Directions for this task.
Every line of the data must be copied exactly.

Source material.
_ _ _ _ _ _ _
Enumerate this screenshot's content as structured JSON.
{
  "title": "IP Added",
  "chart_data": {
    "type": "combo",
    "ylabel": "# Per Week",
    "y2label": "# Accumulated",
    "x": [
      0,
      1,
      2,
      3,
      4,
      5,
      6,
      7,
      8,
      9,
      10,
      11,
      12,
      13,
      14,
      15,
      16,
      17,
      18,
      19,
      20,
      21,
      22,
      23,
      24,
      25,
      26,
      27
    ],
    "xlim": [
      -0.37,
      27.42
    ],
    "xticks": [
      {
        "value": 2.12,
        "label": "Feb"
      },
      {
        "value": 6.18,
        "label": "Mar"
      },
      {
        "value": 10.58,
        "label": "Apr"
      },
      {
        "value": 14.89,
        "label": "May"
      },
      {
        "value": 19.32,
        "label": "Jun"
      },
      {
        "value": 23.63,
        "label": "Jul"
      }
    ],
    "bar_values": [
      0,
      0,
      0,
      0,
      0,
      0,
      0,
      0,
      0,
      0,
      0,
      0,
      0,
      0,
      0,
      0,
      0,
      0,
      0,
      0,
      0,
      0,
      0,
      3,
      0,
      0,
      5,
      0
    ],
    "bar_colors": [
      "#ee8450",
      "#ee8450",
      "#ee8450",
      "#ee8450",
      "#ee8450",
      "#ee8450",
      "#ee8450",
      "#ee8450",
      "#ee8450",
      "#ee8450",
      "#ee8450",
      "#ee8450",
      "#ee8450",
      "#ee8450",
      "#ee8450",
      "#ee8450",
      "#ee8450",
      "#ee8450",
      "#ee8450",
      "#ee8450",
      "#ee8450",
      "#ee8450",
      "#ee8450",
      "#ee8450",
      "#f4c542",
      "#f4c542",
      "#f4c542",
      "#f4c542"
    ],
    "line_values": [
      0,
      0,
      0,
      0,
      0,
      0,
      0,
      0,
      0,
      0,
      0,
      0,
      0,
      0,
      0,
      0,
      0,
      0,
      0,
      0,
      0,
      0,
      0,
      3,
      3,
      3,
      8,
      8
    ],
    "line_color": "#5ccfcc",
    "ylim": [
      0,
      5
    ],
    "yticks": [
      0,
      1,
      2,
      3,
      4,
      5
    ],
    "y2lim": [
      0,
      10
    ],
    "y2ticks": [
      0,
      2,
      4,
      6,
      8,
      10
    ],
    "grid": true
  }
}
_ _ _ _ _ _ _
Solution for this problem.
Enumerate this screenshot's content as structured JSON.
{
  "title": "IP Added",
  "chart_data": {
    "type": "combo",
    "ylabel": "# Per Week",
    "y2label": "# Accumulated",
    "x": [
      0,
      1,
      2,
      3,
      4,
      5,
      6,
      7,
      8,
      9,
      10,
      11,
      12,
      13,
      14,
      15,
      16,
      17,
      18,
      19,
      20,
      21,
      22,
      23,
      24,
      25,
      26,
      27
    ],
    "xlim": [
      -0.37,
      27.42
    ],
    "xticks": [
      {
        "value": 2.12,
        "label": "Feb"
      },
      {
        "value": 6.18,
        "label": "Mar"
      },
      {
        "value": 10.58,
        "label": "Apr"
      },
      {
        "value": 14.89,
        "label": "May"
      },
      {
        "value": 19.32,
        "label": "Jun"
      },
      {
        "value": 23.63,
        "label": "Jul"
      }
    ],
    "bar_values": [
      0,
      0,
      0,
      0,
      0,
      0,
      0,
      0,
      0,
      0,
      0,
      0,
      0,
      0,
      0,
      0,
      0,
      0,
      0,
      0,
      0,
      0,
      0,
      3,
      0,
      0,
      5,
      0
    ],
    "bar_colors": [
      "#ee8450",
      "#ee8450",
      "#ee8450",
      "#ee8450",
      "#ee8450",
      "#ee8450",
      "#ee8450",
      "#ee8450",
      "#ee8450",
      "#ee8450",
      "#ee8450",
      "#ee8450",
      "#ee8450",
      "#ee8450",
      "#ee8450",
      "#ee8450",
      "#ee8450",
      "#ee8450",
      "#ee8450",
      "#ee8450",
      "#ee8450",
      "#ee8450",
      "#ee8450",
      "#ee8450",
      "#f4c542",
      "#f4c542",
      "#f4c542",
      "#f4c542"
    ],
    "line_values": [
      0,
      0,
      0,
      0,
      0,
      0,
      0,
      0,
      0,
      0,
      0,
      0,
      0,
      0,
      0,
      0,
      0,
      0,
      0,
      0,
      0,
      0,
      0,
      3,
      3,
      3,
      8,
      8
    ],
    "line_color": "#5ccfcc",
    "ylim": [
      0,
      5
    ],
    "yticks": [
      0,
      1,
      2,
      3,
      4,
      5
    ],
    "y2lim": [
      0,
      10
    ],
    "y2ticks": [
      0,
      2,
      4,
      6,
      8,
      10
    ],
    "grid": true
  }
}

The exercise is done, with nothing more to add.